Problem » Set down every record once more, exactly as given.

Extracted data »

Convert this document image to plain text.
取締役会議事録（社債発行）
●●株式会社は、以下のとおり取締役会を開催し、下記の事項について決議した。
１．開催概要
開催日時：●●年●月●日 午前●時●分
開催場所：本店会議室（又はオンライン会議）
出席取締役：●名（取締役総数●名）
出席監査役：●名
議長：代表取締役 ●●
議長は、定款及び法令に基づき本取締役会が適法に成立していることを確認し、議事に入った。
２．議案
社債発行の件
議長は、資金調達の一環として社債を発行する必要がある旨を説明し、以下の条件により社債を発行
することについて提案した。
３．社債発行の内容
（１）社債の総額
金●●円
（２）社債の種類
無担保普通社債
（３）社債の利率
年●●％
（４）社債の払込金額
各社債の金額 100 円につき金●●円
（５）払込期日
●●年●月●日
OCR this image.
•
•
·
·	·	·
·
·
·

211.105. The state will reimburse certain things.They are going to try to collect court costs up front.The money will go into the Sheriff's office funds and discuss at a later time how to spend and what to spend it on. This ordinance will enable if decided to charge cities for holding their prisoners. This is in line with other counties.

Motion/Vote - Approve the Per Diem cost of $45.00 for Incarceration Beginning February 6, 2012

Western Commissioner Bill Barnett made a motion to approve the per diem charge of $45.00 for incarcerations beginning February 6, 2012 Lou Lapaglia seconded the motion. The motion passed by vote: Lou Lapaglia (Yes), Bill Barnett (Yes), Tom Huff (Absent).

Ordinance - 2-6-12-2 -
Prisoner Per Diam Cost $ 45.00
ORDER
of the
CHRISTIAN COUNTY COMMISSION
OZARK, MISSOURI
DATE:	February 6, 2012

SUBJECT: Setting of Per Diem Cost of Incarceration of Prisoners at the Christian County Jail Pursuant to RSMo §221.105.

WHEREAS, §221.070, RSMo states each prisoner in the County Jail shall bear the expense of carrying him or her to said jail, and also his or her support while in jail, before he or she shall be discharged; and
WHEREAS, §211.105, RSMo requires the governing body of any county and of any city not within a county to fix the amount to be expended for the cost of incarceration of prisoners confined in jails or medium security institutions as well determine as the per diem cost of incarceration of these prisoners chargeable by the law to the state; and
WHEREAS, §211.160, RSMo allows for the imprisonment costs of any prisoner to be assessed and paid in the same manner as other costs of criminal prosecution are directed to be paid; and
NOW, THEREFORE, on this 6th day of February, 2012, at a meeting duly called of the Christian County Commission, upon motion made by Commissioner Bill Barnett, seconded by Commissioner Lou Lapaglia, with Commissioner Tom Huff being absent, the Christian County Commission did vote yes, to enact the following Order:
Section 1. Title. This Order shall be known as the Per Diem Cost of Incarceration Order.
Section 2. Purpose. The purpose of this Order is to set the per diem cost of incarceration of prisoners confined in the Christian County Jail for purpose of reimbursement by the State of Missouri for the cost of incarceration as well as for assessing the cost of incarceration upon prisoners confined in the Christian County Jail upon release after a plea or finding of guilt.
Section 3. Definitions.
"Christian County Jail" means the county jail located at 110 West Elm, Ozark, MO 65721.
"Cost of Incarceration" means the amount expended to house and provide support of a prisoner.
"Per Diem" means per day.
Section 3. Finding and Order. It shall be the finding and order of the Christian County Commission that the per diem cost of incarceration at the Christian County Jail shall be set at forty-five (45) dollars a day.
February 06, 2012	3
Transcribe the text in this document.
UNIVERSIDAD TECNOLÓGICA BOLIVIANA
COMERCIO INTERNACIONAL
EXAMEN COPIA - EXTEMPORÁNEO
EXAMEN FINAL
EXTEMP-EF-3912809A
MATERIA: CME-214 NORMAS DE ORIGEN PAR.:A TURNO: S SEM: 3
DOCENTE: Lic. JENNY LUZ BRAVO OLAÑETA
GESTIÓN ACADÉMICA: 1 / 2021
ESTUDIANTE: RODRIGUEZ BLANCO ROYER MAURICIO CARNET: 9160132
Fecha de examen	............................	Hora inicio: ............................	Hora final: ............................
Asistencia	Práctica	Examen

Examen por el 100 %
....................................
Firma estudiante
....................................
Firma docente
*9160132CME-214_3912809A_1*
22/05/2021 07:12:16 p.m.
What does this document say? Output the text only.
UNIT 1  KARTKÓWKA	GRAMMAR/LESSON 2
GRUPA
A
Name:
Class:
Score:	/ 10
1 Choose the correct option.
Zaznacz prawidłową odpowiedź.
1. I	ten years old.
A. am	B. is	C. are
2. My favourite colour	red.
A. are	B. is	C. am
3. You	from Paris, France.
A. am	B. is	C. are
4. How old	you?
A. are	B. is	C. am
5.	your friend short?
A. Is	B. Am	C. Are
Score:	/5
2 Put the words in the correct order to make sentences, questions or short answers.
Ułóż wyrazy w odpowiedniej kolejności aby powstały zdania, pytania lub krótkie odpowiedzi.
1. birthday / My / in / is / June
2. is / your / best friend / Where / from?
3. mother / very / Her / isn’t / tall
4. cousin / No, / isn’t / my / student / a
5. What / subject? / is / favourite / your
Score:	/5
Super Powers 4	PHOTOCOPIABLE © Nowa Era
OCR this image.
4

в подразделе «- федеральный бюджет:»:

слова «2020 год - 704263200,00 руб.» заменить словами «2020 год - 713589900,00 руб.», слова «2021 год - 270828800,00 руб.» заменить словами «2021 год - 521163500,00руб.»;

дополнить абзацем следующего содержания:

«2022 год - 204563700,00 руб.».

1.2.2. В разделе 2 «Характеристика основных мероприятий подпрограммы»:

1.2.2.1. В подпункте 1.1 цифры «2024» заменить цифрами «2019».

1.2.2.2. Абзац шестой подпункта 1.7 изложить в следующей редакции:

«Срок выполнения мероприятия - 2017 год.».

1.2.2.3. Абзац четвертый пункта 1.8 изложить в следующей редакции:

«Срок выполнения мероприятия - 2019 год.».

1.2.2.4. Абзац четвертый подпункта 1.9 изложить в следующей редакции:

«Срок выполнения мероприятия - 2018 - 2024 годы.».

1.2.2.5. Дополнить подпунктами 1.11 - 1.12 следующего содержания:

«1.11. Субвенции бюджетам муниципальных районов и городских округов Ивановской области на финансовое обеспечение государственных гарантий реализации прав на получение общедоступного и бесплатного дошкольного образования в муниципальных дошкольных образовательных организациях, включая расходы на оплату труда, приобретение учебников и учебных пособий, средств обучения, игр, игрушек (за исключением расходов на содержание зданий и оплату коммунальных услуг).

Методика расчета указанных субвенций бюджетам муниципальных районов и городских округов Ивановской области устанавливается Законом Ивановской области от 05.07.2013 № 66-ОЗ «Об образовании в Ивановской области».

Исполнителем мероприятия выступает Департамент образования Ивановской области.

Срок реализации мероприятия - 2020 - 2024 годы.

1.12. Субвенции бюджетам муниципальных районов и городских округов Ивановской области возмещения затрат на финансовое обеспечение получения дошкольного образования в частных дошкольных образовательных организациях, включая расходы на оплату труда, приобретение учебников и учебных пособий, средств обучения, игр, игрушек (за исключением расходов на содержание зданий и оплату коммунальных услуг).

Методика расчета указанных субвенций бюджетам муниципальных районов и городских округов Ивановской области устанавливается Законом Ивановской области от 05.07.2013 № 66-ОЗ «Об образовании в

Solution to the problem »
Convert this document image to plain text.
取締役会議事録（社債発行）
●●株式会社は、以下のとおり取締役会を開催し、下記の事項について決議した。
１．開催概要
開催日時：●●年●月●日 午前●時●分
開催場所：本店会議室（又はオンライン会議）
出席取締役：●名（取締役総数●名）
出席監査役：●名
議長：代表取締役 ●●
議長は、定款及び法令に基づき本取締役会が適法に成立していることを確認し、議事に入った。
２．議案
社債発行の件
議長は、資金調達の一環として社債を発行する必要がある旨を説明し、以下の条件により社債を発行
することについて提案した。
３．社債発行の内容
（１）社債の総額
金●●円
（２）社債の種類
無担保普通社債
（３）社債の利率
年●●％
（４）社債の払込金額
各社債の金額 100 円につき金●●円
（５）払込期日
●●年●月●日
OCR this image.
•
•
·
·	·	·
·
·
·

211.105. The state will reimburse certain things.They are going to try to collect court costs up front.The money will go into the Sheriff's office funds and discuss at a later time how to spend and what to spend it on. This ordinance will enable if decided to charge cities for holding their prisoners. This is in line with other counties.

Motion/Vote - Approve the Per Diem cost of $45.00 for Incarceration Beginning February 6, 2012

Western Commissioner Bill Barnett made a motion to approve the per diem charge of $45.00 for incarcerations beginning February 6, 2012 Lou Lapaglia seconded the motion. The motion passed by vote: Lou Lapaglia (Yes), Bill Barnett (Yes), Tom Huff (Absent).

Ordinance - 2-6-12-2 -
Prisoner Per Diam Cost $ 45.00
ORDER
of the
CHRISTIAN COUNTY COMMISSION
OZARK, MISSOURI
DATE:	February 6, 2012

SUBJECT: Setting of Per Diem Cost of Incarceration of Prisoners at the Christian County Jail Pursuant to RSMo §221.105.

WHEREAS, §221.070, RSMo states each prisoner in the County Jail shall bear the expense of carrying him or her to said jail, and also his or her support while in jail, before he or she shall be discharged; and
WHEREAS, §211.105, RSMo requires the governing body of any county and of any city not within a county to fix the amount to be expended for the cost of incarceration of prisoners confined in jails or medium security institutions as well determine as the per diem cost of incarceration of these prisoners chargeable by the law to the state; and
WHEREAS, §211.160, RSMo allows for the imprisonment costs of any prisoner to be assessed and paid in the same manner as other costs of criminal prosecution are directed to be paid; and
NOW, THEREFORE, on this 6th day of February, 2012, at a meeting duly called of the Christian County Commission, upon motion made by Commissioner Bill Barnett, seconded by Commissioner Lou Lapaglia, with Commissioner Tom Huff being absent, the Christian County Commission did vote yes, to enact the following Order:
Section 1. Title. This Order shall be known as the Per Diem Cost of Incarceration Order.
Section 2. Purpose. The purpose of this Order is to set the per diem cost of incarceration of prisoners confined in the Christian County Jail for purpose of reimbursement by the State of Missouri for the cost of incarceration as well as for assessing the cost of incarceration upon prisoners confined in the Christian County Jail upon release after a plea or finding of guilt.
Section 3. Definitions.
"Christian County Jail" means the county jail located at 110 West Elm, Ozark, MO 65721.
"Cost of Incarceration" means the amount expended to house and provide support of a prisoner.
"Per Diem" means per day.
Section 3. Finding and Order. It shall be the finding and order of the Christian County Commission that the per diem cost of incarceration at the Christian County Jail shall be set at forty-five (45) dollars a day.
February 06, 2012	3
Transcribe the text in this document.
UNIVERSIDAD TECNOLÓGICA BOLIVIANA
COMERCIO INTERNACIONAL
EXAMEN COPIA - EXTEMPORÁNEO
EXAMEN FINAL
EXTEMP-EF-3912809A
MATERIA: CME-214 NORMAS DE ORIGEN PAR.:A TURNO: S SEM: 3
DOCENTE: Lic. JENNY LUZ BRAVO OLAÑETA
GESTIÓN ACADÉMICA: 1 / 2021
ESTUDIANTE: RODRIGUEZ BLANCO ROYER MAURICIO CARNET: 9160132
Fecha de examen	............................	Hora inicio: ............................	Hora final: ............................
Asistencia	Práctica	Examen

Examen por el 100 %
....................................
Firma estudiante
....................................
Firma docente
*9160132CME-214_3912809A_1*
22/05/2021 07:12:16 p.m.
What does this document say? Output the text only.
UNIT 1  KARTKÓWKA	GRAMMAR/LESSON 2
GRUPA
A
Name:
Class:
Score:	/ 10
1 Choose the correct option.
Zaznacz prawidłową odpowiedź.
1. I	ten years old.
A. am	B. is	C. are
2. My favourite colour	red.
A. are	B. is	C. am
3. You	from Paris, France.
A. am	B. is	C. are
4. How old	you?
A. are	B. is	C. am
5.	your friend short?
A. Is	B. Am	C. Are
Score:	/5
2 Put the words in the correct order to make sentences, questions or short answers.
Ułóż wyrazy w odpowiedniej kolejności aby powstały zdania, pytania lub krótkie odpowiedzi.
1. birthday / My / in / is / June
2. is / your / best friend / Where / from?
3. mother / very / Her / isn’t / tall
4. cousin / No, / isn’t / my / student / a
5. What / subject? / is / favourite / your
Score:	/5
Super Powers 4	PHOTOCOPIABLE © Nowa Era
OCR this image.
4

в подразделе «- федеральный бюджет:»:

слова «2020 год - 704263200,00 руб.» заменить словами «2020 год - 713589900,00 руб.», слова «2021 год - 270828800,00 руб.» заменить словами «2021 год - 521163500,00руб.»;

дополнить абзацем следующего содержания:

«2022 год - 204563700,00 руб.».

1.2.2. В разделе 2 «Характеристика основных мероприятий подпрограммы»:

1.2.2.1. В подпункте 1.1 цифры «2024» заменить цифрами «2019».

1.2.2.2. Абзац шестой подпункта 1.7 изложить в следующей редакции:

«Срок выполнения мероприятия - 2017 год.».

1.2.2.3. Абзац четвертый пункта 1.8 изложить в следующей редакции:

«Срок выполнения мероприятия - 2019 год.».

1.2.2.4. Абзац четвертый подпункта 1.9 изложить в следующей редакции:

«Срок выполнения мероприятия - 2018 - 2024 годы.».

1.2.2.5. Дополнить подпунктами 1.11 - 1.12 следующего содержания:

«1.11. Субвенции бюджетам муниципальных районов и городских округов Ивановской области на финансовое обеспечение государственных гарантий реализации прав на получение общедоступного и бесплатного дошкольного образования в муниципальных дошкольных образовательных организациях, включая расходы на оплату труда, приобретение учебников и учебных пособий, средств обучения, игр, игрушек (за исключением расходов на содержание зданий и оплату коммунальных услуг).

Методика расчета указанных субвенций бюджетам муниципальных районов и городских округов Ивановской области устанавливается Законом Ивановской области от 05.07.2013 № 66-ОЗ «Об образовании в Ивановской области».

Исполнителем мероприятия выступает Департамент образования Ивановской области.

Срок реализации мероприятия - 2020 - 2024 годы.

1.12. Субвенции бюджетам муниципальных районов и городских округов Ивановской области возмещения затрат на финансовое обеспечение получения дошкольного образования в частных дошкольных образовательных организациях, включая расходы на оплату труда, приобретение учебников и учебных пособий, средств обучения, игр, игрушек (за исключением расходов на содержание зданий и оплату коммунальных услуг).

Методика расчета указанных субвенций бюджетам муниципальных районов и городских округов Ивановской области устанавливается Законом Ивановской области от 05.07.2013 № 66-ОЗ «Об образовании в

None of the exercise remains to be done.